=== INPUT ===

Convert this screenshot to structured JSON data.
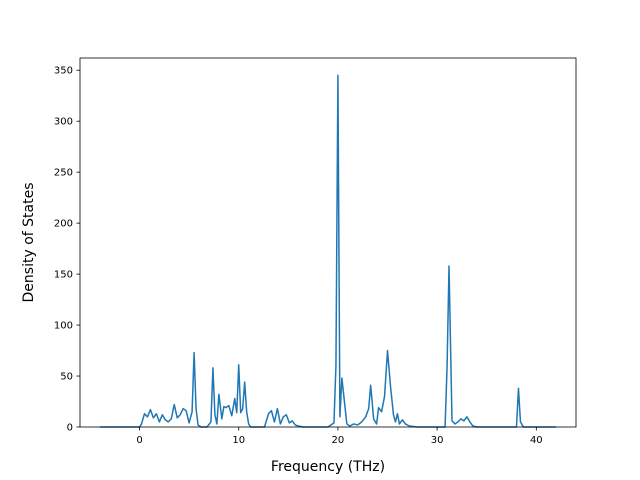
{
  "chart_data": {
    "type": "line",
    "title": "",
    "xlabel": "Frequency (THz)",
    "ylabel": "Density of States",
    "xlim": [
      -6,
      44
    ],
    "ylim": [
      0,
      362
    ],
    "xticks": [
      0,
      10,
      20,
      30,
      40
    ],
    "yticks": [
      0,
      50,
      100,
      150,
      200,
      250,
      300,
      350
    ],
    "grid": false,
    "legend": "none",
    "series": [
      {
        "color": "#1f77b4",
        "x": [
          -4,
          -1,
          0,
          0.2,
          0.5,
          0.8,
          1.1,
          1.4,
          1.7,
          2.0,
          2.3,
          2.6,
          2.9,
          3.2,
          3.5,
          3.8,
          4.1,
          4.4,
          4.7,
          5.0,
          5.3,
          5.5,
          5.7,
          5.9,
          6.2,
          6.8,
          7.2,
          7.4,
          7.6,
          7.8,
          8.0,
          8.3,
          8.5,
          8.7,
          9.0,
          9.3,
          9.6,
          9.8,
          10.0,
          10.2,
          10.4,
          10.6,
          10.8,
          11.0,
          11.2,
          11.5,
          12.0,
          12.6,
          13.0,
          13.3,
          13.6,
          13.9,
          14.2,
          14.5,
          14.8,
          15.1,
          15.4,
          15.7,
          16.0,
          16.5,
          17.5,
          19.0,
          19.6,
          19.8,
          20.0,
          20.2,
          20.4,
          20.6,
          20.9,
          21.2,
          21.6,
          22.0,
          22.4,
          22.8,
          23.1,
          23.3,
          23.6,
          23.9,
          24.1,
          24.4,
          24.7,
          25.0,
          25.3,
          25.6,
          25.8,
          26.0,
          26.2,
          26.5,
          26.8,
          27.2,
          28.0,
          30.0,
          30.8,
          31.0,
          31.2,
          31.5,
          31.8,
          32.1,
          32.4,
          32.7,
          33.0,
          33.3,
          33.6,
          34.0,
          37.5,
          38.0,
          38.2,
          38.4,
          38.7,
          40.0,
          42.0
        ],
        "y": [
          0,
          0,
          0,
          3,
          13,
          10,
          17,
          9,
          13,
          5,
          12,
          7,
          5,
          8,
          22,
          9,
          12,
          18,
          16,
          4,
          15,
          73,
          18,
          2,
          0,
          0,
          5,
          58,
          12,
          3,
          32,
          8,
          20,
          19,
          21,
          11,
          28,
          14,
          61,
          14,
          18,
          44,
          15,
          3,
          0,
          0,
          0,
          0,
          13,
          16,
          5,
          18,
          3,
          10,
          12,
          4,
          6,
          2,
          1,
          0,
          0,
          0,
          4,
          60,
          345,
          10,
          48,
          30,
          3,
          1,
          3,
          2,
          5,
          10,
          18,
          41,
          8,
          3,
          19,
          15,
          30,
          75,
          40,
          12,
          5,
          13,
          3,
          7,
          3,
          1,
          0,
          0,
          0,
          58,
          158,
          6,
          3,
          5,
          8,
          6,
          10,
          5,
          1,
          0,
          0,
          0,
          38,
          5,
          0,
          0,
          0
        ]
      }
    ]
  }
}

===

> [GOAL OF THE EXERCISE]
Write out the records above once more, word for word, with no pictures.

> [EXERCISE SOLUTION]
Convert this screenshot to structured JSON data.
{
  "chart_data": {
    "type": "line",
    "title": "",
    "xlabel": "Frequency (THz)",
    "ylabel": "Density of States",
    "xlim": [
      -6,
      44
    ],
    "ylim": [
      0,
      362
    ],
    "xticks": [
      0,
      10,
      20,
      30,
      40
    ],
    "yticks": [
      0,
      50,
      100,
      150,
      200,
      250,
      300,
      350
    ],
    "grid": false,
    "legend": "none",
    "series": [
      {
        "color": "#1f77b4",
        "x": [
          -4,
          -1,
          0,
          0.2,
          0.5,
          0.8,
          1.1,
          1.4,
          1.7,
          2.0,
          2.3,
          2.6,
          2.9,
          3.2,
          3.5,
          3.8,
          4.1,
          4.4,
          4.7,
          5.0,
          5.3,
          5.5,
          5.7,
          5.9,
          6.2,
          6.8,
          7.2,
          7.4,
          7.6,
          7.8,
          8.0,
          8.3,
          8.5,
          8.7,
          9.0,
          9.3,
          9.6,
          9.8,
          10.0,
          10.2,
          10.4,
          10.6,
          10.8,
          11.0,
          11.2,
          11.5,
          12.0,
          12.6,
          13.0,
          13.3,
          13.6,
          13.9,
          14.2,
          14.5,
          14.8,
          15.1,
          15.4,
          15.7,
          16.0,
          16.5,
          17.5,
          19.0,
          19.6,
          19.8,
          20.0,
          20.2,
          20.4,
          20.6,
          20.9,
          21.2,
          21.6,
          22.0,
          22.4,
          22.8,
          23.1,
          23.3,
          23.6,
          23.9,
          24.1,
          24.4,
          24.7,
          25.0,
          25.3,
          25.6,
          25.8,
          26.0,
          26.2,
          26.5,
          26.8,
          27.2,
          28.0,
          30.0,
          30.8,
          31.0,
          31.2,
          31.5,
          31.8,
          32.1,
          32.4,
          32.7,
          33.0,
          33.3,
          33.6,
          34.0,
          37.5,
          38.0,
          38.2,
          38.4,
          38.7,
          40.0,
          42.0
        ],
        "y": [
          0,
          0,
          0,
          3,
          13,
          10,
          17,
          9,
          13,
          5,
          12,
          7,
          5,
          8,
          22,
          9,
          12,
          18,
          16,
          4,
          15,
          73,
          18,
          2,
          0,
          0,
          5,
          58,
          12,
          3,
          32,
          8,
          20,
          19,
          21,
          11,
          28,
          14,
          61,
          14,
          18,
          44,
          15,
          3,
          0,
          0,
          0,
          0,
          13,
          16,
          5,
          18,
          3,
          10,
          12,
          4,
          6,
          2,
          1,
          0,
          0,
          0,
          4,
          60,
          345,
          10,
          48,
          30,
          3,
          1,
          3,
          2,
          5,
          10,
          18,
          41,
          8,
          3,
          19,
          15,
          30,
          75,
          40,
          12,
          5,
          13,
          3,
          7,
          3,
          1,
          0,
          0,
          0,
          58,
          158,
          6,
          3,
          5,
          8,
          6,
          10,
          5,
          1,
          0,
          0,
          0,
          38,
          5,
          0,
          0,
          0
        ]
      }
    ]
  }
}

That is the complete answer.